Element location listings
--------------------------------

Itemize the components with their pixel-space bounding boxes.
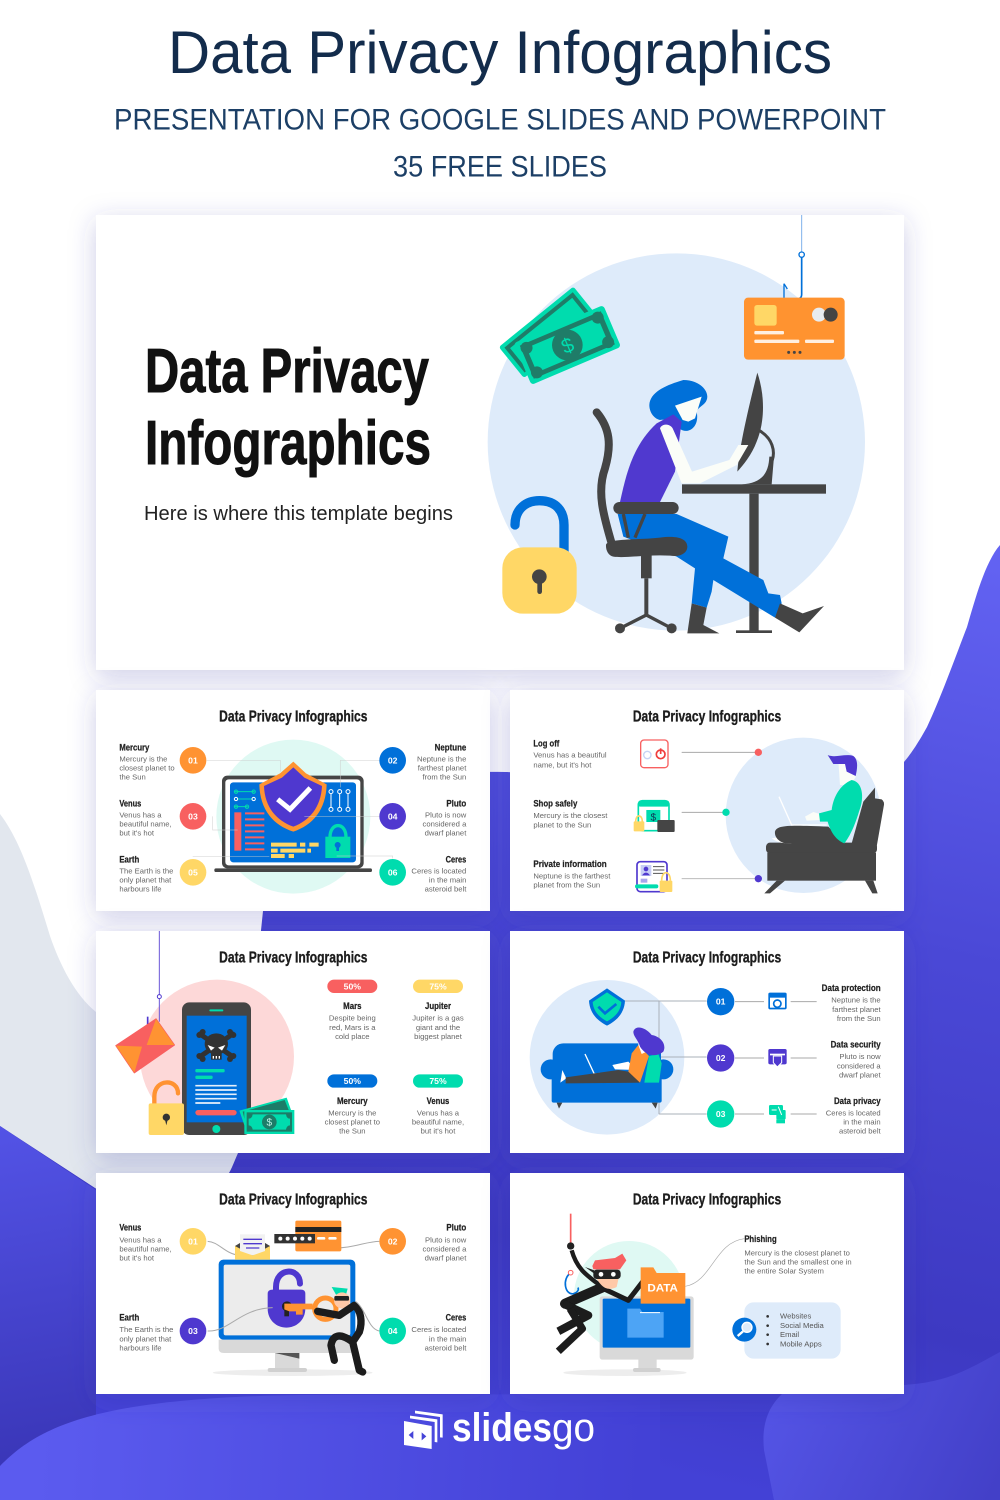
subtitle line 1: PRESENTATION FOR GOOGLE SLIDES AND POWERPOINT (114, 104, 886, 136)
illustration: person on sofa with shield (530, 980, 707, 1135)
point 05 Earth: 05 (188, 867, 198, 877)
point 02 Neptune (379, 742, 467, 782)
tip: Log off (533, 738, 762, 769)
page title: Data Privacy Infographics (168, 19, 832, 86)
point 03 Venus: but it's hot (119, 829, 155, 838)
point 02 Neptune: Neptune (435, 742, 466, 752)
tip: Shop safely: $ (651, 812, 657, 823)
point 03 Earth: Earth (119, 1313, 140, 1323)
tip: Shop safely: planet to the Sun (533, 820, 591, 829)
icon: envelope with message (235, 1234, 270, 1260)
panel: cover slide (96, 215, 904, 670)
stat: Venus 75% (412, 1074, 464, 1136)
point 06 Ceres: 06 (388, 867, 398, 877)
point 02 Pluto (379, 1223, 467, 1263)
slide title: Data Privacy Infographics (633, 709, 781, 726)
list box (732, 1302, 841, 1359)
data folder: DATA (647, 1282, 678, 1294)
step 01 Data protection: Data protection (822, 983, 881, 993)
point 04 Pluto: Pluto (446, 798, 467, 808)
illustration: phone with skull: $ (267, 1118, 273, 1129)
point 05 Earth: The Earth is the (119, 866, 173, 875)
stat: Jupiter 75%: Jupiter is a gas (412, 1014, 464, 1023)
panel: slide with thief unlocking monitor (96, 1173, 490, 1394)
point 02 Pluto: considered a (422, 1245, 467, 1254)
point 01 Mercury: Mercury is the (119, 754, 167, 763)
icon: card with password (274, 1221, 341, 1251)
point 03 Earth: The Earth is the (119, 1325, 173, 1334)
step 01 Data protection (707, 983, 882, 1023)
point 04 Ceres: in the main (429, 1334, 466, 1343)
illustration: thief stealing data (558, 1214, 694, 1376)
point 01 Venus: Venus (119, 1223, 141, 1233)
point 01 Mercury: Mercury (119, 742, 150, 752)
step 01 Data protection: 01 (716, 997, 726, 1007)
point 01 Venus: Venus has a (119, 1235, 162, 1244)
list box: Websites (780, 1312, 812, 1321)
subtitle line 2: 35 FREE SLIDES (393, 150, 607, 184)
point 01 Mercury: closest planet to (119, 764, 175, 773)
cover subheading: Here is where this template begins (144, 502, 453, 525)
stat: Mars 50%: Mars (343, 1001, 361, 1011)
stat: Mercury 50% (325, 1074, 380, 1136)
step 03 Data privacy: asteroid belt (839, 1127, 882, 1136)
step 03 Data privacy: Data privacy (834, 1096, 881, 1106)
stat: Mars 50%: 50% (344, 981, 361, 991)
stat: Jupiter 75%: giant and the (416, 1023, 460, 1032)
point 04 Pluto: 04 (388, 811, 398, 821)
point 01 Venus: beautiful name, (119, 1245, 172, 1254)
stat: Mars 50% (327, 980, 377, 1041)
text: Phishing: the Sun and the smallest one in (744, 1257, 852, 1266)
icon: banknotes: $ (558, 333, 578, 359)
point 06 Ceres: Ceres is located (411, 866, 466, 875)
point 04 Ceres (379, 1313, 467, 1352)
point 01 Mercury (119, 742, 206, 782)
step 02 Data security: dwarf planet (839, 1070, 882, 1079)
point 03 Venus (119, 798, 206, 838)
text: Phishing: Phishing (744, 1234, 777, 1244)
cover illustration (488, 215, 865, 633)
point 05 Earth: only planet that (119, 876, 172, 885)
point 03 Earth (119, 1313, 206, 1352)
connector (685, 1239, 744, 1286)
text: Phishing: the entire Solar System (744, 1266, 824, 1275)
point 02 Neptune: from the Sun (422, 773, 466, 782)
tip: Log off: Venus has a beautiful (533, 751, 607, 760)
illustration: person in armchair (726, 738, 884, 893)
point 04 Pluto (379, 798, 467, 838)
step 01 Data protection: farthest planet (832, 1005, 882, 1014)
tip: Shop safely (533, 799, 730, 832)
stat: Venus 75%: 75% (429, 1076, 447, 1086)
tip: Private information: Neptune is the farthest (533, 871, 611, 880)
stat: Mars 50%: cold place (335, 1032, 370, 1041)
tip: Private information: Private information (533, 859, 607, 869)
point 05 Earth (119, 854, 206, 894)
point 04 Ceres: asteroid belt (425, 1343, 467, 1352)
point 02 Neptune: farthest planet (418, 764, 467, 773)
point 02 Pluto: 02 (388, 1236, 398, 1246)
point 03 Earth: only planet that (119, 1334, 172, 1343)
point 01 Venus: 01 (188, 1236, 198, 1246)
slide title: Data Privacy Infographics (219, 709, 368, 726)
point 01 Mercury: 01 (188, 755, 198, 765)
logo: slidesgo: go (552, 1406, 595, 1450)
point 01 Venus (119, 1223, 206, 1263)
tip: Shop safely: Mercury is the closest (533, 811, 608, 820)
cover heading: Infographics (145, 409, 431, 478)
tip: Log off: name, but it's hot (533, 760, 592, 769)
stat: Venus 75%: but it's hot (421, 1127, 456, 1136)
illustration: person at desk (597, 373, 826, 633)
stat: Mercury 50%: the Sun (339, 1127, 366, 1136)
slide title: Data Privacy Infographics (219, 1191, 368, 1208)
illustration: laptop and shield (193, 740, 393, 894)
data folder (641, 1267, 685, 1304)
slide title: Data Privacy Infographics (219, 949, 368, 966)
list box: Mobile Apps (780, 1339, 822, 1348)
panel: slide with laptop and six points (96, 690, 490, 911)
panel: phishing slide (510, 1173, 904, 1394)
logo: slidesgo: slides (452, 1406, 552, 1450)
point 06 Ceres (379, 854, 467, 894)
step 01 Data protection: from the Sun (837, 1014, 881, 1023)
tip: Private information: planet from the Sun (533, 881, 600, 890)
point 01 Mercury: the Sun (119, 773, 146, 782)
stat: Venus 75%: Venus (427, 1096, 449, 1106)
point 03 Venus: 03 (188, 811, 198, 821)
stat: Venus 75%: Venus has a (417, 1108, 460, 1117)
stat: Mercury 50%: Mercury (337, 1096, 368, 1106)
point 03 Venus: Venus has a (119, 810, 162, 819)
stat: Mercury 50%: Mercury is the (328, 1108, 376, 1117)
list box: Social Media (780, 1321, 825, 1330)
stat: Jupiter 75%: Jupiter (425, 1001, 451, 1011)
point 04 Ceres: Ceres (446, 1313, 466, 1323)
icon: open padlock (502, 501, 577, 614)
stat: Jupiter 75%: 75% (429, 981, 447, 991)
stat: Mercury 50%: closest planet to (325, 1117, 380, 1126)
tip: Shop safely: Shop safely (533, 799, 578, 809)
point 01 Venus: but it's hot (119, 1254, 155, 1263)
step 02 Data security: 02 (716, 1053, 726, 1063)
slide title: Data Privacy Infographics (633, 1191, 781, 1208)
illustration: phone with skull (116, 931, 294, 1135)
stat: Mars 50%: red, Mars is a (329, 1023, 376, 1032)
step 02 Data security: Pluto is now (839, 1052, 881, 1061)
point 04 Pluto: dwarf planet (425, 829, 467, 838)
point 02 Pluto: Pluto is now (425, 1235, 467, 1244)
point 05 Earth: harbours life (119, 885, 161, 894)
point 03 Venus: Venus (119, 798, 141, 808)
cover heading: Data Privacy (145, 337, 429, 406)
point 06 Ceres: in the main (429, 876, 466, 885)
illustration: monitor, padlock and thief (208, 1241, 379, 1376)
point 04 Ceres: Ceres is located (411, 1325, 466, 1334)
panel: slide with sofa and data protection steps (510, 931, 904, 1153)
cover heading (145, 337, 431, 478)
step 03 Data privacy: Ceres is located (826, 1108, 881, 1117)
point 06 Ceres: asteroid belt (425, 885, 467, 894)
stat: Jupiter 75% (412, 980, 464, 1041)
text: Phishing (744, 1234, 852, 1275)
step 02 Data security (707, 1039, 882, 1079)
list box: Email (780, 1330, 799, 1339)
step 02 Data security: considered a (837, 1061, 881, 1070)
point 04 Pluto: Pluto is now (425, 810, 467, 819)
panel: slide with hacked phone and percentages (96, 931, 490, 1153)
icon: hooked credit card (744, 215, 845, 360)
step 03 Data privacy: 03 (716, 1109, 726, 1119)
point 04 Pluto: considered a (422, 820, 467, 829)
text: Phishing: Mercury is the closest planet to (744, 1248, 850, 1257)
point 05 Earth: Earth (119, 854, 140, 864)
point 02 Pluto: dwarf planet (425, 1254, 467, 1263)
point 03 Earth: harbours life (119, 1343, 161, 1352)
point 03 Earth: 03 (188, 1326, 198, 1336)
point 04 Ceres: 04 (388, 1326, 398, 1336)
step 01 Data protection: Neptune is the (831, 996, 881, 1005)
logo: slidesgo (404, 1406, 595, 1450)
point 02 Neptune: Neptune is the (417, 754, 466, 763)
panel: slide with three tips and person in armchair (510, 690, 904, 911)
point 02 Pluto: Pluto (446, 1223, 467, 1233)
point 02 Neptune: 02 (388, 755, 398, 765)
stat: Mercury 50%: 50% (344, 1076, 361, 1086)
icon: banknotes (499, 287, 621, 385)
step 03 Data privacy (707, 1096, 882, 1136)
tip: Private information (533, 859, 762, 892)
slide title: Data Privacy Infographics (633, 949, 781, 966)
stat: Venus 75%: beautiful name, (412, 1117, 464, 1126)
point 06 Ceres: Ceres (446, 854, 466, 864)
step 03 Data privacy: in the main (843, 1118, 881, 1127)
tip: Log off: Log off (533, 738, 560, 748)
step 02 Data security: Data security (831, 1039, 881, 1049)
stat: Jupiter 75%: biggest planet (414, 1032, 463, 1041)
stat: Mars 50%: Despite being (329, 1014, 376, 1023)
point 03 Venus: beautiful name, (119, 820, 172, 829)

--------------------------------

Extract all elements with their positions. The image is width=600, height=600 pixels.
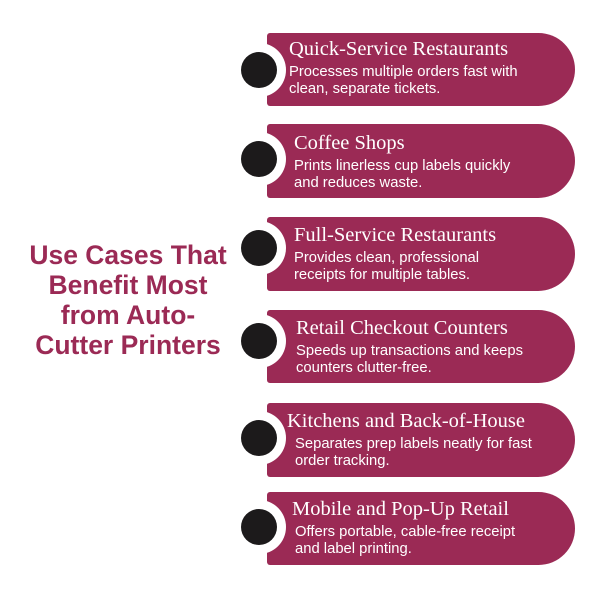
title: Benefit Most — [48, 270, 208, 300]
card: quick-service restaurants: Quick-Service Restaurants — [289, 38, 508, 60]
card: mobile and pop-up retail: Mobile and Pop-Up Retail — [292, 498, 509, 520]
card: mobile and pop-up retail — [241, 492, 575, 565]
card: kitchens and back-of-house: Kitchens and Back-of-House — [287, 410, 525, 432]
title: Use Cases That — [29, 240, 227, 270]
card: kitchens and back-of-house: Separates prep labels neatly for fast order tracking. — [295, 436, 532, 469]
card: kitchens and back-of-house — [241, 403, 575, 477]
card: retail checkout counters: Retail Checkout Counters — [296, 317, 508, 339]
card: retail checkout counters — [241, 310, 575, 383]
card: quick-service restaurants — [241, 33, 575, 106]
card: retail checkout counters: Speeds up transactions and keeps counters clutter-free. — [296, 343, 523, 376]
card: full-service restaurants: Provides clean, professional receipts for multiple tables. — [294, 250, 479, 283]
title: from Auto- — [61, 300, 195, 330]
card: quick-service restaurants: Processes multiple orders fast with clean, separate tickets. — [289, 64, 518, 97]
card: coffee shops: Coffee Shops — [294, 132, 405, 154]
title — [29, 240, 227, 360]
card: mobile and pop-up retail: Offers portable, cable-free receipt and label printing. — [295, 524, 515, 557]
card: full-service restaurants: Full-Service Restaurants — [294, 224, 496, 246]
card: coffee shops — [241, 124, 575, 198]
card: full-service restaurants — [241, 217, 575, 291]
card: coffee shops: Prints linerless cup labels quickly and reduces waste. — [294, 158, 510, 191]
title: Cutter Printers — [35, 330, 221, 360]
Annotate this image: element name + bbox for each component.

--------------------------------

**TASK PROMPT:**
Retype the part of the rows above that opens with the line containing "subtitle line 1: PRESENTATION" and closes with the line containing "stat: Venus 75% (412, 1074, 464, 1136)", keeping every line exactly the same.

**EXPECTED ANSWER:**
subtitle line 1: PRESENTATION FOR GOOGLE SLIDES AND POWERPOINT (114, 104, 886, 136)
illustration: person on sofa with shield (530, 980, 707, 1135)
point 05 Earth: 05 (188, 867, 198, 877)
point 02 Neptune (379, 742, 467, 782)
tip: Log off (533, 738, 762, 769)
page title: Data Privacy Infographics (168, 19, 832, 86)
point 03 Venus: but it's hot (119, 829, 155, 838)
point 02 Neptune: Neptune (435, 742, 466, 752)
tip: Shop safely: $ (651, 812, 657, 823)
point 03 Earth: Earth (119, 1313, 140, 1323)
tip: Shop safely: planet to the Sun (533, 820, 591, 829)
icon: envelope with message (235, 1234, 270, 1260)
panel: cover slide (96, 215, 904, 670)
stat: Venus 75% (412, 1074, 464, 1136)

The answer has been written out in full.